Exercise details:
Leave out the pictures and copy everything else below exactly.

Material for the task:
--

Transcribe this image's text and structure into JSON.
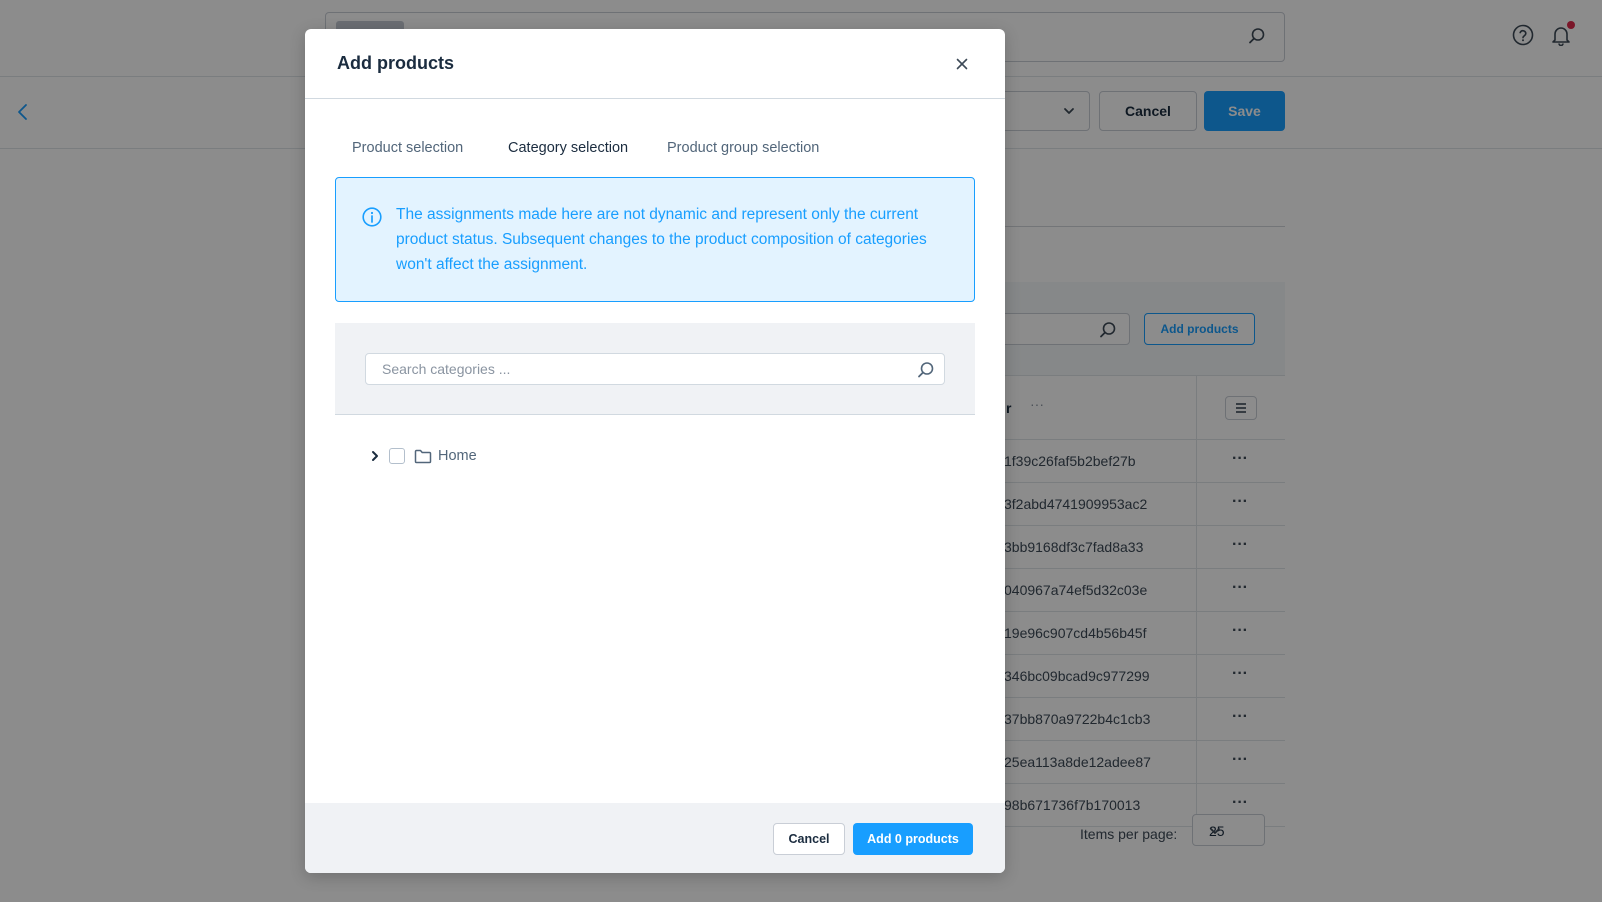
{
  "background": {
    "header": {
      "search_icon": "search-icon",
      "help_icon": "help-circle-icon",
      "bell_icon": "bell-icon"
    },
    "toolbar": {
      "back_icon": "chevron-left-icon",
      "cancel_label": "Cancel",
      "save_label": "Save"
    },
    "card": {
      "add_products_label": "Add products",
      "column_header_fragment": "r",
      "column_header_dots": "···",
      "rows": [
        "1f39c26faf5b2bef27b",
        "3f2abd4741909953ac2",
        "3bb9168df3c7fad8a33",
        "040967a74ef5d32c03e",
        "19e96c907cd4b56b45f",
        "346bc09bcad9c977299",
        "37bb870a9722b4c1cb3",
        "25ea113a8de12adee87",
        "98b671736f7b170013"
      ],
      "row_action": "···",
      "items_per_page_label": "Items per page:",
      "items_per_page_value": "25"
    }
  },
  "modal": {
    "title": "Add products",
    "close_icon": "close-icon",
    "tabs": [
      {
        "label": "Product selection",
        "active": false
      },
      {
        "label": "Category selection",
        "active": true
      },
      {
        "label": "Product group selection",
        "active": false
      }
    ],
    "info": {
      "icon": "info-icon",
      "text": "The assignments made here are not dynamic and represent only the current product status. Subsequent changes to the product composition of categories won't affect the assignment."
    },
    "search": {
      "placeholder": "Search categories ...",
      "icon": "search-icon"
    },
    "tree": [
      {
        "label": "Home",
        "expanded": false,
        "checked": false,
        "icon": "folder-icon"
      }
    ],
    "footer": {
      "cancel_label": "Cancel",
      "add_label": "Add 0 products"
    }
  },
  "colors": {
    "accent": "#189eff",
    "info_bg": "#e3f3ff",
    "text": "#1b2c3f",
    "muted": "#52667a",
    "panel_bg": "#f0f2f5",
    "notification": "#de294c"
  }
}
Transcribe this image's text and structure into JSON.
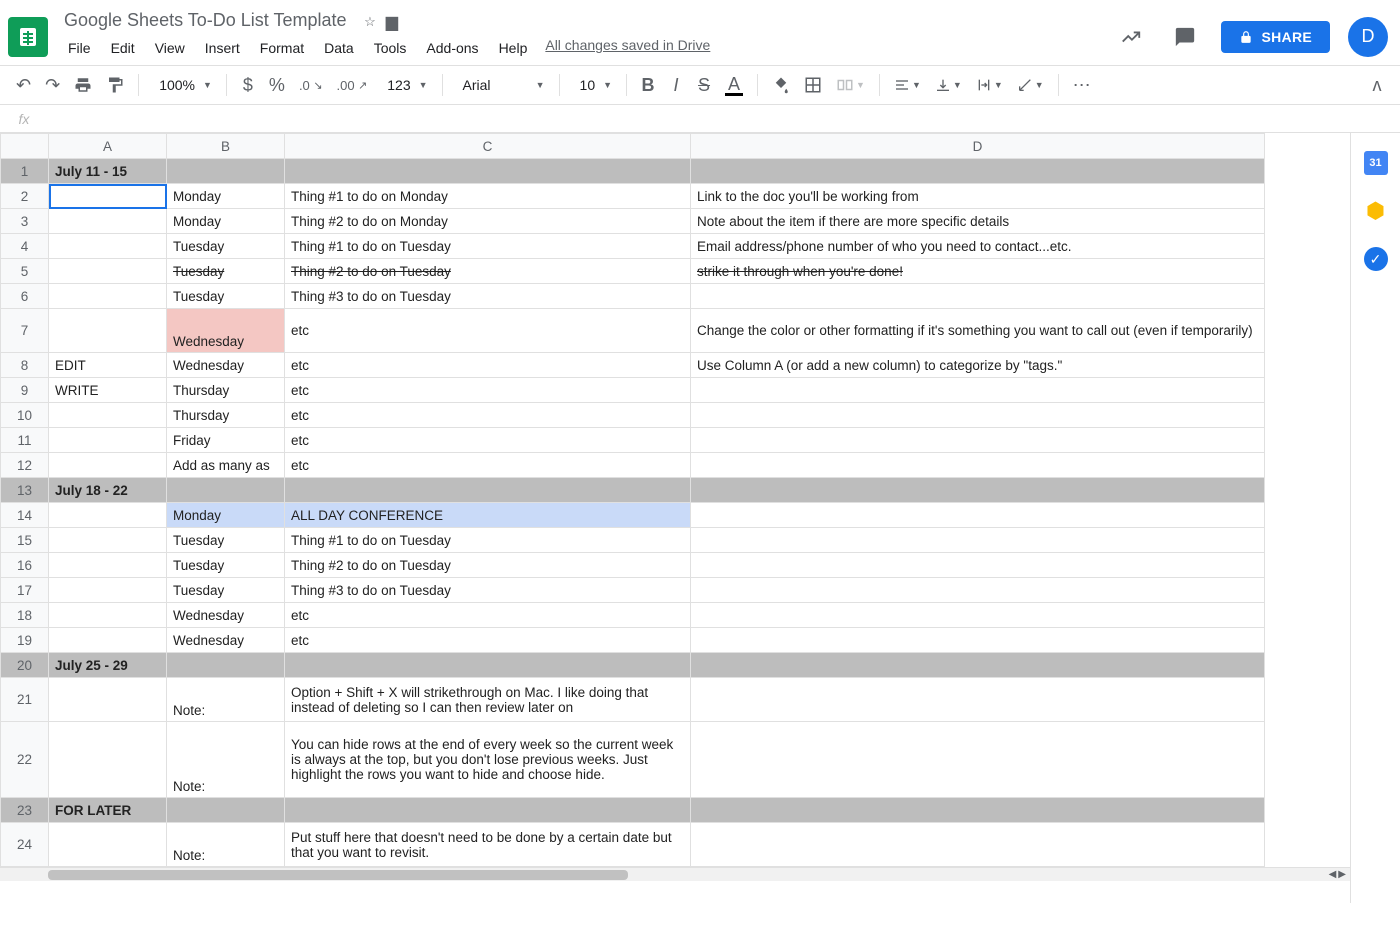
{
  "doc": {
    "title": "Google Sheets To-Do List Template",
    "saved": "All changes saved in Drive"
  },
  "menu": [
    "File",
    "Edit",
    "View",
    "Insert",
    "Format",
    "Data",
    "Tools",
    "Add-ons",
    "Help"
  ],
  "toolbar": {
    "zoom": "100%",
    "font": "Arial",
    "fontsize": "10",
    "numfmt": "123"
  },
  "share": {
    "label": "SHARE"
  },
  "avatar": {
    "letter": "D"
  },
  "columns": [
    "A",
    "B",
    "C",
    "D"
  ],
  "rows": [
    {
      "n": 1,
      "section": true,
      "a": "July 11 - 15",
      "b": "",
      "c": "",
      "d": ""
    },
    {
      "n": 2,
      "a": "",
      "b": "Monday",
      "c": "Thing #1 to do on Monday",
      "d": "Link to the doc you'll be working from",
      "active": true
    },
    {
      "n": 3,
      "a": "",
      "b": "Monday",
      "c": "Thing #2 to do on Monday",
      "d": "Note about the item if there are more specific details"
    },
    {
      "n": 4,
      "a": "",
      "b": "Tuesday",
      "c": "Thing #1 to do on Tuesday",
      "d": "Email address/phone number of who you need to contact...etc."
    },
    {
      "n": 5,
      "a": "",
      "b": "Tuesday",
      "c": "Thing #2 to do on Tuesday",
      "d": "strike it through when you're done!",
      "strike": true
    },
    {
      "n": 6,
      "a": "",
      "b": "Tuesday",
      "c": "Thing #3 to do on Tuesday",
      "d": ""
    },
    {
      "n": 7,
      "a": "",
      "b": "Wednesday",
      "c": "etc",
      "d": "Change the color or other formatting if it's something you want to call out (even if temporarily)",
      "bClass": "pink",
      "tall": true
    },
    {
      "n": 8,
      "a": "EDIT",
      "b": "Wednesday",
      "c": "etc",
      "d": "Use Column A (or add a new column) to categorize by \"tags.\""
    },
    {
      "n": 9,
      "a": "WRITE",
      "b": "Thursday",
      "c": "etc",
      "d": ""
    },
    {
      "n": 10,
      "a": "",
      "b": "Thursday",
      "c": "etc",
      "d": ""
    },
    {
      "n": 11,
      "a": "",
      "b": "Friday",
      "c": "etc",
      "d": ""
    },
    {
      "n": 12,
      "a": "",
      "b": "Add as many as",
      "c": "etc",
      "d": ""
    },
    {
      "n": 13,
      "section": true,
      "a": "July 18 - 22",
      "b": "",
      "c": "",
      "d": ""
    },
    {
      "n": 14,
      "a": "",
      "b": "Monday",
      "c": "ALL DAY CONFERENCE",
      "d": "",
      "bClass": "blue",
      "cClass": "blue"
    },
    {
      "n": 15,
      "a": "",
      "b": "Tuesday",
      "c": "Thing #1 to do on Tuesday",
      "d": ""
    },
    {
      "n": 16,
      "a": "",
      "b": "Tuesday",
      "c": "Thing #2 to do on Tuesday",
      "d": ""
    },
    {
      "n": 17,
      "a": "",
      "b": "Tuesday",
      "c": "Thing #3 to do on Tuesday",
      "d": ""
    },
    {
      "n": 18,
      "a": "",
      "b": "Wednesday",
      "c": "etc",
      "d": ""
    },
    {
      "n": 19,
      "a": "",
      "b": "Wednesday",
      "c": "etc",
      "d": ""
    },
    {
      "n": 20,
      "section": true,
      "a": "July 25 - 29",
      "b": "",
      "c": "",
      "d": ""
    },
    {
      "n": 21,
      "a": "",
      "b": "Note:",
      "c": "Option + Shift + X will strikethrough on Mac. I like doing that instead of deleting so I can then review later on",
      "d": "",
      "tall": true
    },
    {
      "n": 22,
      "a": "",
      "b": "Note:",
      "c": "You can hide rows at the end of every week so the current week is always at the top, but you don't lose previous weeks. Just highlight the rows you want to hide and choose hide.",
      "d": "",
      "tall2": true
    },
    {
      "n": 23,
      "section": true,
      "a": "FOR LATER",
      "b": "",
      "c": "",
      "d": ""
    },
    {
      "n": 24,
      "a": "",
      "b": "Note:",
      "c": "Put stuff here that doesn't need to be done by a certain date but that you want to revisit.",
      "d": "",
      "tall": true
    }
  ]
}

--

Correct answer:
Transcribe this image's text and structure into JSON.
{
  "background": {
    "header": {
      "search_icon": "search-icon",
      "help_icon": "help-circle-icon",
      "bell_icon": "bell-icon"
    },
    "toolbar": {
      "back_icon": "chevron-left-icon",
      "cancel_label": "Cancel",
      "save_label": "Save"
    },
    "card": {
      "add_products_label": "Add products",
      "column_header_fragment": "r",
      "column_header_dots": "···",
      "rows": [
        "1f39c26faf5b2bef27b",
        "3f2abd4741909953ac2",
        "3bb9168df3c7fad8a33",
        "040967a74ef5d32c03e",
        "19e96c907cd4b56b45f",
        "346bc09bcad9c977299",
        "37bb870a9722b4c1cb3",
        "25ea113a8de12adee87",
        "98b671736f7b170013"
      ],
      "row_action": "···",
      "items_per_page_label": "Items per page:",
      "items_per_page_value": "25"
    }
  },
  "modal": {
    "title": "Add products",
    "close_icon": "close-icon",
    "tabs": [
      {
        "label": "Product selection",
        "active": false
      },
      {
        "label": "Category selection",
        "active": true
      },
      {
        "label": "Product group selection",
        "active": false
      }
    ],
    "info": {
      "icon": "info-icon",
      "text": "The assignments made here are not dynamic and represent only the current product status. Subsequent changes to the product composition of categories won't affect the assignment."
    },
    "search": {
      "placeholder": "Search categories ...",
      "icon": "search-icon"
    },
    "tree": [
      {
        "label": "Home",
        "expanded": false,
        "checked": false,
        "icon": "folder-icon"
      }
    ],
    "footer": {
      "cancel_label": "Cancel",
      "add_label": "Add 0 products"
    }
  },
  "colors": {
    "accent": "#189eff",
    "info_bg": "#e3f3ff",
    "text": "#1b2c3f",
    "muted": "#52667a",
    "panel_bg": "#f0f2f5",
    "notification": "#de294c"
  }
}
Transcribe this image's text and structure into JSON.
{
  "doc": {
    "title": "Google Sheets To-Do List Template",
    "saved": "All changes saved in Drive"
  },
  "menu": [
    "File",
    "Edit",
    "View",
    "Insert",
    "Format",
    "Data",
    "Tools",
    "Add-ons",
    "Help"
  ],
  "toolbar": {
    "zoom": "100%",
    "font": "Arial",
    "fontsize": "10",
    "numfmt": "123"
  },
  "share": {
    "label": "SHARE"
  },
  "avatar": {
    "letter": "D"
  },
  "columns": [
    "A",
    "B",
    "C",
    "D"
  ],
  "rows": [
    {
      "n": 1,
      "section": true,
      "a": "July 11 - 15",
      "b": "",
      "c": "",
      "d": ""
    },
    {
      "n": 2,
      "a": "",
      "b": "Monday",
      "c": "Thing #1 to do on Monday",
      "d": "Link to the doc you'll be working from",
      "active": true
    },
    {
      "n": 3,
      "a": "",
      "b": "Monday",
      "c": "Thing #2 to do on Monday",
      "d": "Note about the item if there are more specific details"
    },
    {
      "n": 4,
      "a": "",
      "b": "Tuesday",
      "c": "Thing #1 to do on Tuesday",
      "d": "Email address/phone number of who you need to contact...etc."
    },
    {
      "n": 5,
      "a": "",
      "b": "Tuesday",
      "c": "Thing #2 to do on Tuesday",
      "d": "strike it through when you're done!",
      "strike": true
    },
    {
      "n": 6,
      "a": "",
      "b": "Tuesday",
      "c": "Thing #3 to do on Tuesday",
      "d": ""
    },
    {
      "n": 7,
      "a": "",
      "b": "Wednesday",
      "c": "etc",
      "d": "Change the color or other formatting if it's something you want to call out (even if temporarily)",
      "bClass": "pink",
      "tall": true
    },
    {
      "n": 8,
      "a": "EDIT",
      "b": "Wednesday",
      "c": "etc",
      "d": "Use Column A (or add a new column) to categorize by \"tags.\""
    },
    {
      "n": 9,
      "a": "WRITE",
      "b": "Thursday",
      "c": "etc",
      "d": ""
    },
    {
      "n": 10,
      "a": "",
      "b": "Thursday",
      "c": "etc",
      "d": ""
    },
    {
      "n": 11,
      "a": "",
      "b": "Friday",
      "c": "etc",
      "d": ""
    },
    {
      "n": 12,
      "a": "",
      "b": "Add as many as",
      "c": "etc",
      "d": ""
    },
    {
      "n": 13,
      "section": true,
      "a": "July 18 - 22",
      "b": "",
      "c": "",
      "d": ""
    },
    {
      "n": 14,
      "a": "",
      "b": "Monday",
      "c": "ALL DAY CONFERENCE",
      "d": "",
      "bClass": "blue",
      "cClass": "blue"
    },
    {
      "n": 15,
      "a": "",
      "b": "Tuesday",
      "c": "Thing #1 to do on Tuesday",
      "d": ""
    },
    {
      "n": 16,
      "a": "",
      "b": "Tuesday",
      "c": "Thing #2 to do on Tuesday",
      "d": ""
    },
    {
      "n": 17,
      "a": "",
      "b": "Tuesday",
      "c": "Thing #3 to do on Tuesday",
      "d": ""
    },
    {
      "n": 18,
      "a": "",
      "b": "Wednesday",
      "c": "etc",
      "d": ""
    },
    {
      "n": 19,
      "a": "",
      "b": "Wednesday",
      "c": "etc",
      "d": ""
    },
    {
      "n": 20,
      "section": true,
      "a": "July 25 - 29",
      "b": "",
      "c": "",
      "d": ""
    },
    {
      "n": 21,
      "a": "",
      "b": "Note:",
      "c": "Option + Shift + X will strikethrough on Mac. I like doing that instead of deleting so I can then review later on",
      "d": "",
      "tall": true
    },
    {
      "n": 22,
      "a": "",
      "b": "Note:",
      "c": "You can hide rows at the end of every week so the current week is always at the top, but you don't lose previous weeks. Just highlight the rows you want to hide and choose hide.",
      "d": "",
      "tall2": true
    },
    {
      "n": 23,
      "section": true,
      "a": "FOR LATER",
      "b": "",
      "c": "",
      "d": ""
    },
    {
      "n": 24,
      "a": "",
      "b": "Note:",
      "c": "Put stuff here that doesn't need to be done by a certain date but that you want to revisit.",
      "d": "",
      "tall": true
    }
  ]
}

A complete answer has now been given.